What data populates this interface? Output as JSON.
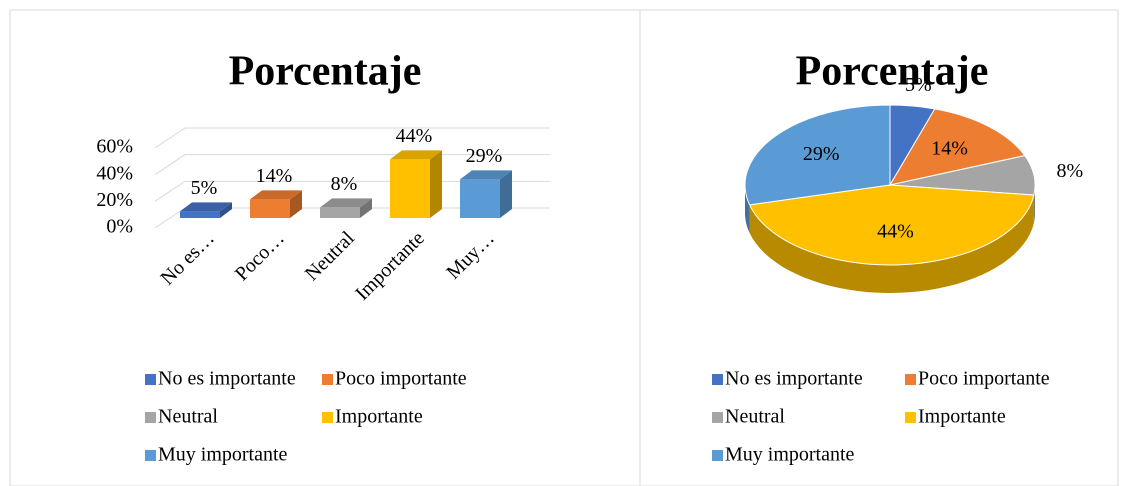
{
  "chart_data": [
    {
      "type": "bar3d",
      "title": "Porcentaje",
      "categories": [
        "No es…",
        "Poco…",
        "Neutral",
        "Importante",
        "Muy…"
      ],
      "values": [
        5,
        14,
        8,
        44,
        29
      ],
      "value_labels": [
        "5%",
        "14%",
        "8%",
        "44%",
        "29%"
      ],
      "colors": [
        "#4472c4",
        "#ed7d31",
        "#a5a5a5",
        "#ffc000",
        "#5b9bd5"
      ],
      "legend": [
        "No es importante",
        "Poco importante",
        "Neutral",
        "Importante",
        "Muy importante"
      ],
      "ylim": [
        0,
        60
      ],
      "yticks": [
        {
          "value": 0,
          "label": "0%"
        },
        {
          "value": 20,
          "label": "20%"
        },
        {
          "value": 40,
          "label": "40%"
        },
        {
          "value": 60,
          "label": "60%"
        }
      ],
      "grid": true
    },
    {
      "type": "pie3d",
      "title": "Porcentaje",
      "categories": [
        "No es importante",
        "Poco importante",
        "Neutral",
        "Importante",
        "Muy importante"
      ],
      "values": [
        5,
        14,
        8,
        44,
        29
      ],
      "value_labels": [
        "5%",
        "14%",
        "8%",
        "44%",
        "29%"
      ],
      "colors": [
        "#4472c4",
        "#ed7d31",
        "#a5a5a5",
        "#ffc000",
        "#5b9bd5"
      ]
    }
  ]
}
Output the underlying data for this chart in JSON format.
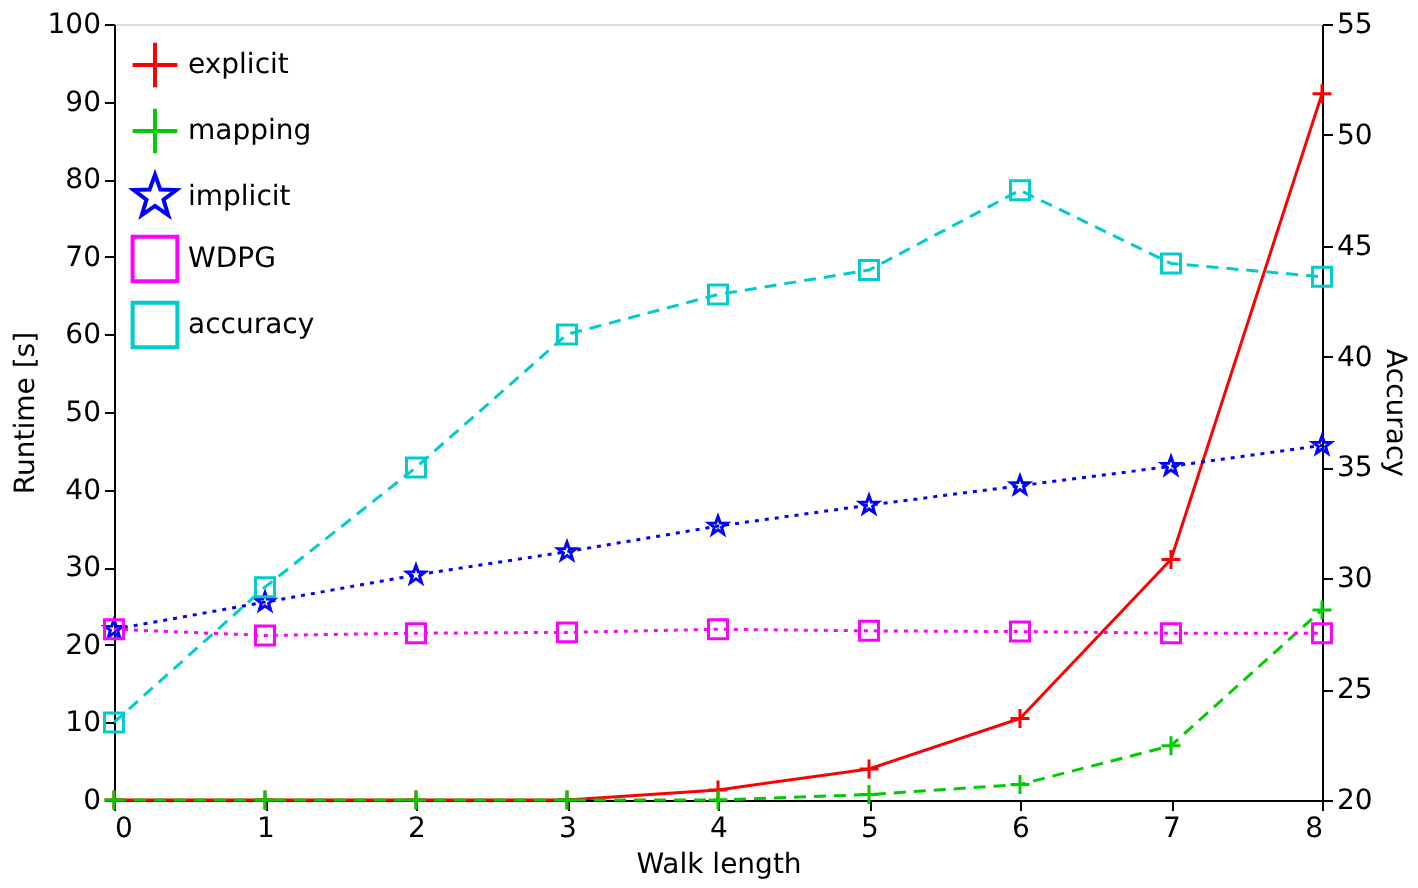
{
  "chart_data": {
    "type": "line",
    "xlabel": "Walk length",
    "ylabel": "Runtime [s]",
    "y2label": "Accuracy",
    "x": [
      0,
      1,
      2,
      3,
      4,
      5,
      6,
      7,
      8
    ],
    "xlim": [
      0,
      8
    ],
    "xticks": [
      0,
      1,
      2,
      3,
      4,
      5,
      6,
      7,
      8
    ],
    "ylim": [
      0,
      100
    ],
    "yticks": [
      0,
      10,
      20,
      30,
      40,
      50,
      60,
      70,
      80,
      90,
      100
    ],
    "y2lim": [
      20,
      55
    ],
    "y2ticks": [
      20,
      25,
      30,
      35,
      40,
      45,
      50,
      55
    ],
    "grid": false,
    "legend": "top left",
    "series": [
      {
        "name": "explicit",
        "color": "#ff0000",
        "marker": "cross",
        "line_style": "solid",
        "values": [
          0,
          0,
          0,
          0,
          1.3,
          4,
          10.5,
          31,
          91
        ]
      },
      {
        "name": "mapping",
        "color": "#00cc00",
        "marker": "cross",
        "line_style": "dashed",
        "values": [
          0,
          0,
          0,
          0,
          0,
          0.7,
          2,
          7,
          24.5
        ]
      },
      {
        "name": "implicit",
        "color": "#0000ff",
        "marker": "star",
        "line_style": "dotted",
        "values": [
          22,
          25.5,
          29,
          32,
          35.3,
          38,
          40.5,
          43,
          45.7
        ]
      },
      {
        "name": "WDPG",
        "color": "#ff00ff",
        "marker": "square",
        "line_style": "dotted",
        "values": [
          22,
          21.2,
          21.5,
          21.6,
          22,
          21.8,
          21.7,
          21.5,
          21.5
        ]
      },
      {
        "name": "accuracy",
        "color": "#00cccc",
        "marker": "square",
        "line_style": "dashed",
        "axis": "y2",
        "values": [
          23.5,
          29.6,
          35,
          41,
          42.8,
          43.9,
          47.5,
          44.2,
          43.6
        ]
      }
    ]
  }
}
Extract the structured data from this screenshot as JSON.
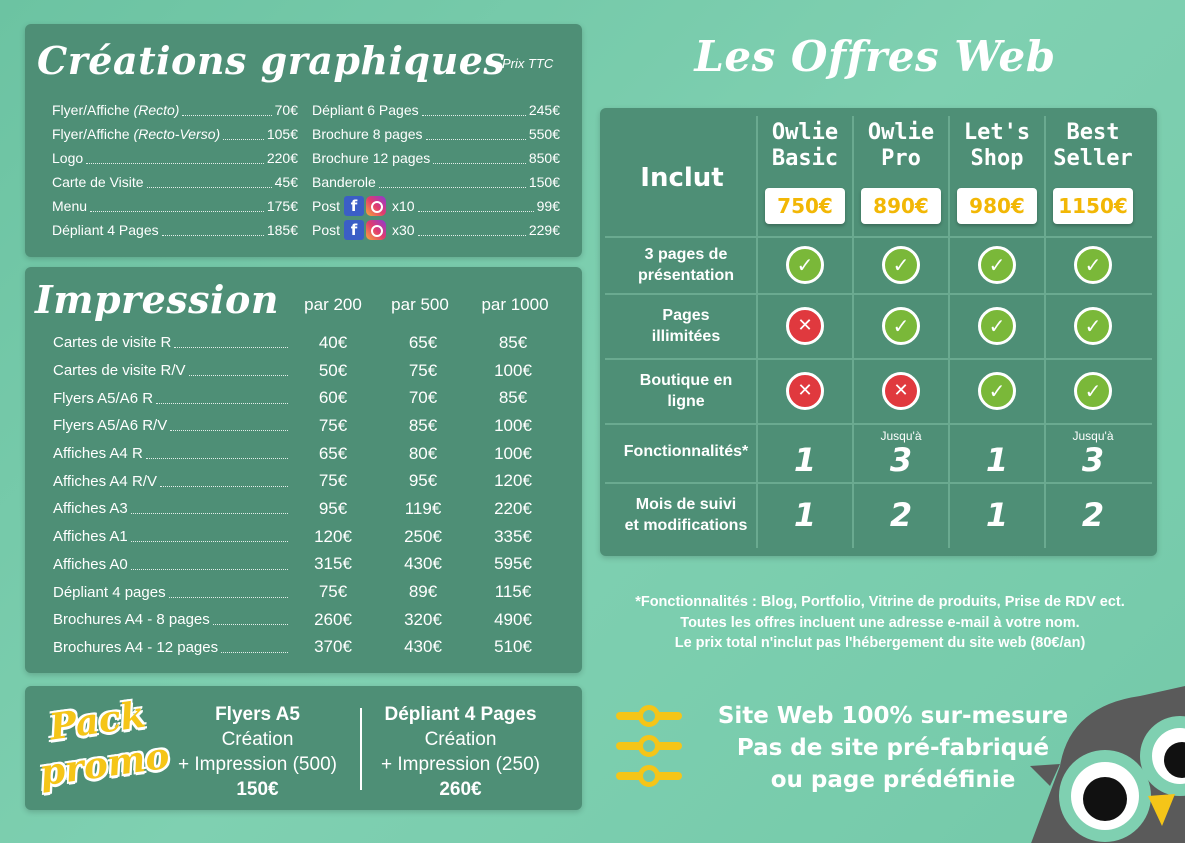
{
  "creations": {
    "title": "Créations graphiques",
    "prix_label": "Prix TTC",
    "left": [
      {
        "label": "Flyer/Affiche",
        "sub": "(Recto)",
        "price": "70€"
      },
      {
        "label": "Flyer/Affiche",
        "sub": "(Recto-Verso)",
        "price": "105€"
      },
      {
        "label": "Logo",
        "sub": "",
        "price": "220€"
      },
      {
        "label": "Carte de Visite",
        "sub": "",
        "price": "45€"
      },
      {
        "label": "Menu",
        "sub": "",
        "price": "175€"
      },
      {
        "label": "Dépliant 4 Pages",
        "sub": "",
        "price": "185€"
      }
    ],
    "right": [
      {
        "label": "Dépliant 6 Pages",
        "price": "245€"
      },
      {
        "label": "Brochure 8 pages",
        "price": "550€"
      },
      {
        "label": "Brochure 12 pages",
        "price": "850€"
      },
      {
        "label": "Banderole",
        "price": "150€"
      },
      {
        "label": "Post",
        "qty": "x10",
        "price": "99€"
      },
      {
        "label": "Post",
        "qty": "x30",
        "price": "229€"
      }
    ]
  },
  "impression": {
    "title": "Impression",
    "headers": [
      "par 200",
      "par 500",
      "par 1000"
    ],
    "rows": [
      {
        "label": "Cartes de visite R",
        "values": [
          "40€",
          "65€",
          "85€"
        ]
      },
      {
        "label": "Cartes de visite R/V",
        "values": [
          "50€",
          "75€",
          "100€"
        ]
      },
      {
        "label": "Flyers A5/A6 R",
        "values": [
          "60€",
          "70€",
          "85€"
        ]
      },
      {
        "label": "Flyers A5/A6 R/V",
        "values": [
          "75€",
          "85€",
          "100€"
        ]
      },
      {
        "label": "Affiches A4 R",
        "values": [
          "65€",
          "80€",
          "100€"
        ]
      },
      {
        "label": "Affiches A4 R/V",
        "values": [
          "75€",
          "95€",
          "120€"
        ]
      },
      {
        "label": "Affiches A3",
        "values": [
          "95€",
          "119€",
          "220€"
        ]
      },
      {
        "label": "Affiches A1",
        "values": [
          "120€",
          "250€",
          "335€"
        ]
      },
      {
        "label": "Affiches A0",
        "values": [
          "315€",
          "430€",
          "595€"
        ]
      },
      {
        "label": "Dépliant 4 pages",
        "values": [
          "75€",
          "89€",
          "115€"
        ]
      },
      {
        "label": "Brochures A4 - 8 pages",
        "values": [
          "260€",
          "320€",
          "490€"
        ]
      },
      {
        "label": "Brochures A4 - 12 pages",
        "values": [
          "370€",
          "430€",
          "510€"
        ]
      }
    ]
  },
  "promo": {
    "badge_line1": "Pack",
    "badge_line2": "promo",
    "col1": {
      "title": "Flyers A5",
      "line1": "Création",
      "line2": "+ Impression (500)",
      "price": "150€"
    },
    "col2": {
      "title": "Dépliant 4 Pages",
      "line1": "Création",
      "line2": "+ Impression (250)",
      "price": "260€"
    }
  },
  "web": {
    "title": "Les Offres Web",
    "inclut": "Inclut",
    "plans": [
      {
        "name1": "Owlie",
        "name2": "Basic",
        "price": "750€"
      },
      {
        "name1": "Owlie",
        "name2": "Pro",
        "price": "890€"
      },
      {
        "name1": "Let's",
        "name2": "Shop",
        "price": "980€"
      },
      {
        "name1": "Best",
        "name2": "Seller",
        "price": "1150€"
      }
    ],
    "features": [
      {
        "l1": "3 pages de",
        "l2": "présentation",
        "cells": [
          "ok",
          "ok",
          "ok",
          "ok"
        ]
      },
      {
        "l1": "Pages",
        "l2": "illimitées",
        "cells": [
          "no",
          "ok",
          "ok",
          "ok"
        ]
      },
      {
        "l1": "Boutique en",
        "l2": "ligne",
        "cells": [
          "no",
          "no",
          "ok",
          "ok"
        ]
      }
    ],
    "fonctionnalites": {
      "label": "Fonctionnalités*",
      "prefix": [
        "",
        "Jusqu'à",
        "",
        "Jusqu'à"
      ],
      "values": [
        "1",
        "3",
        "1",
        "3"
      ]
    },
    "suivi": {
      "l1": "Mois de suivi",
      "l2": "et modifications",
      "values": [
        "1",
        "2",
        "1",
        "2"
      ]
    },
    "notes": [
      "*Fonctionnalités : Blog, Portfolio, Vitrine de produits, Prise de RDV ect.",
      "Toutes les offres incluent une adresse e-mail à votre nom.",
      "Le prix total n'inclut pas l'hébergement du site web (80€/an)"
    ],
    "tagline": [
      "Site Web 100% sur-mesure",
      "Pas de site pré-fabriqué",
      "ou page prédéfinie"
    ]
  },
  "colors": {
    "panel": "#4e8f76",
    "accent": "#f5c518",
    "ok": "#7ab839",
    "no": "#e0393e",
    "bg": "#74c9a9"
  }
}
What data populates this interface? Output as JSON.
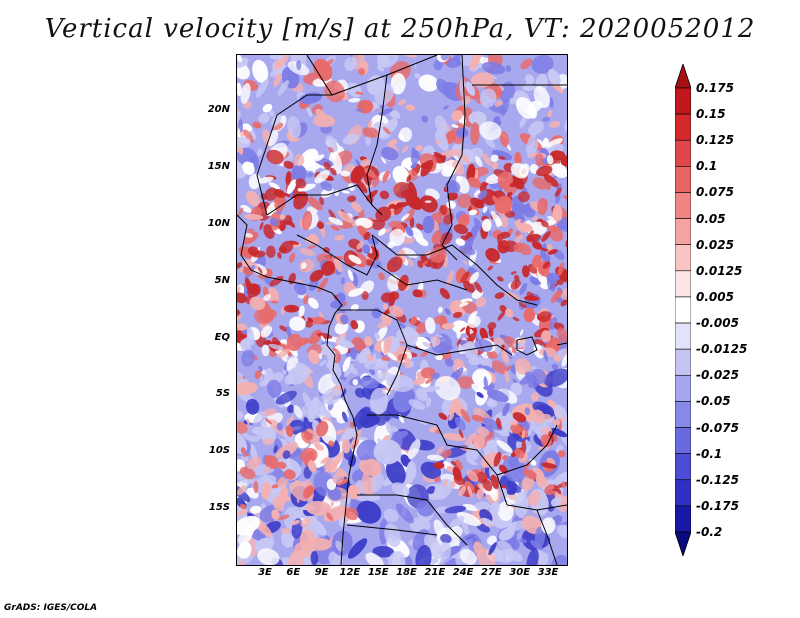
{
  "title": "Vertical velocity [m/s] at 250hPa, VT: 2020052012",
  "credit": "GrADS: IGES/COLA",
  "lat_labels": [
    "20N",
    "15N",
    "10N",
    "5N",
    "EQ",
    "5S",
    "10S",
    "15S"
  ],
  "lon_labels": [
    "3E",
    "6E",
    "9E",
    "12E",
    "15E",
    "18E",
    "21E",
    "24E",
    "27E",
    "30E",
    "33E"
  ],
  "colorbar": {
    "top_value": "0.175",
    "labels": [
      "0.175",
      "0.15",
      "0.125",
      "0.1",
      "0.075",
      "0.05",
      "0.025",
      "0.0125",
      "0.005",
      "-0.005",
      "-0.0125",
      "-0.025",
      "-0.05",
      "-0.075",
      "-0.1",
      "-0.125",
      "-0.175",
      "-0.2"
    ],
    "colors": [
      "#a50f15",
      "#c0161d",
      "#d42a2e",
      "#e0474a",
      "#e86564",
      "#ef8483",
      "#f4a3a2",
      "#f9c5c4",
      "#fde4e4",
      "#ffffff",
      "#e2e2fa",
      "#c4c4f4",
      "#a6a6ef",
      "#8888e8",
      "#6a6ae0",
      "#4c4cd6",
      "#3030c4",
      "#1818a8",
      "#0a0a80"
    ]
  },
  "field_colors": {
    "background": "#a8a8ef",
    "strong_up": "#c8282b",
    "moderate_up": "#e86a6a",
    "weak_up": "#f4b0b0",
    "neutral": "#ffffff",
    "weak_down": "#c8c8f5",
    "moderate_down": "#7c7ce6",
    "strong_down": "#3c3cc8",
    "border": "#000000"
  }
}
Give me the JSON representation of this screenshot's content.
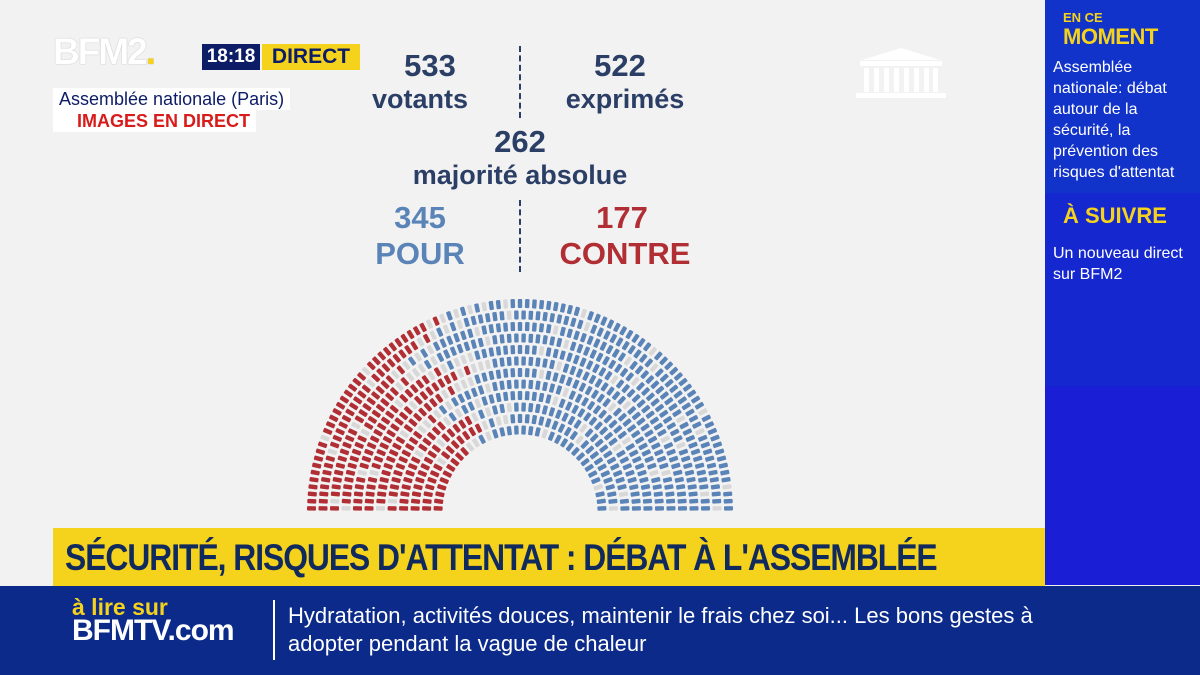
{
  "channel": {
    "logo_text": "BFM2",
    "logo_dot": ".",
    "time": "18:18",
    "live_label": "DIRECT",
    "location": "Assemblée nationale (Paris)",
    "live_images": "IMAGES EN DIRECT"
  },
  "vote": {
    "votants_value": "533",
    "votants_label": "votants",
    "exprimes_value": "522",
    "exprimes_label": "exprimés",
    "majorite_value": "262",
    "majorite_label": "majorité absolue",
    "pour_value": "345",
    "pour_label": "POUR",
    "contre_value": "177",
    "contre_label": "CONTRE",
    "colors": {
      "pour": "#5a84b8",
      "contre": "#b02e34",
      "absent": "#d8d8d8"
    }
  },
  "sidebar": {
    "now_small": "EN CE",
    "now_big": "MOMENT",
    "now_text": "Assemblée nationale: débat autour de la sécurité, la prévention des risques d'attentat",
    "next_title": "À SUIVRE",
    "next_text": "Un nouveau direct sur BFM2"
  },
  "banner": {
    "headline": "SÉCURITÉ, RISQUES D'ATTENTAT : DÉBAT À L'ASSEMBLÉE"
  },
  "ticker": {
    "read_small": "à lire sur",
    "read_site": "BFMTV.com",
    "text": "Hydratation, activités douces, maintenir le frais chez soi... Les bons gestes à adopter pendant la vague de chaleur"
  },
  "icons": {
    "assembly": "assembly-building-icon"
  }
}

-- -- --

[TASK OBJECTIVE]
Using the listing above, list every line in which the string "Cartes" occurs.

[RESULT OF THIS EXERCISE]
        "label": "Cartes de visite R",
        "label": "Cartes de visite R/V",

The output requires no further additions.